- [OBJECTIVE]:
Each entry below is to be printed verbatim.

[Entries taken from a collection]
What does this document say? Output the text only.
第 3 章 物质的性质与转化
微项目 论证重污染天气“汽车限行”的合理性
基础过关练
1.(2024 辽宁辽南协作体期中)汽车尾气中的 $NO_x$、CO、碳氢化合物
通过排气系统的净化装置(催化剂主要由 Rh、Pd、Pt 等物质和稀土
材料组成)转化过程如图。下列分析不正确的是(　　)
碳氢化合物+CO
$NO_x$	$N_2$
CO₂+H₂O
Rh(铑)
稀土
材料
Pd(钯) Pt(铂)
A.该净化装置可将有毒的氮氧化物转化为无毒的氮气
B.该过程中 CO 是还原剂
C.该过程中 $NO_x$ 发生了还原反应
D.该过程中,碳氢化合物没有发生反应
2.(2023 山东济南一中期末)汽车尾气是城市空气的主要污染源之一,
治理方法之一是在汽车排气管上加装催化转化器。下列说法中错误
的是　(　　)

- [TASK ANSWER]:
What does this document say? Output the text only.
第 3 章 物质的性质与转化
微项目 论证重污染天气“汽车限行”的合理性
基础过关练
1.(2024 辽宁辽南协作体期中)汽车尾气中的 $NO_x$、CO、碳氢化合物
通过排气系统的净化装置(催化剂主要由 Rh、Pd、Pt 等物质和稀土
材料组成)转化过程如图。下列分析不正确的是(　　)
碳氢化合物+CO
$NO_x$	$N_2$
CO₂+H₂O
Rh(铑)
稀土
材料
Pd(钯) Pt(铂)
A.该净化装置可将有毒的氮氧化物转化为无毒的氮气
B.该过程中 CO 是还原剂
C.该过程中 $NO_x$ 发生了还原反应
D.该过程中,碳氢化合物没有发生反应
2.(2023 山东济南一中期末)汽车尾气是城市空气的主要污染源之一,
治理方法之一是在汽车排气管上加装催化转化器。下列说法中错误
的是　(　　)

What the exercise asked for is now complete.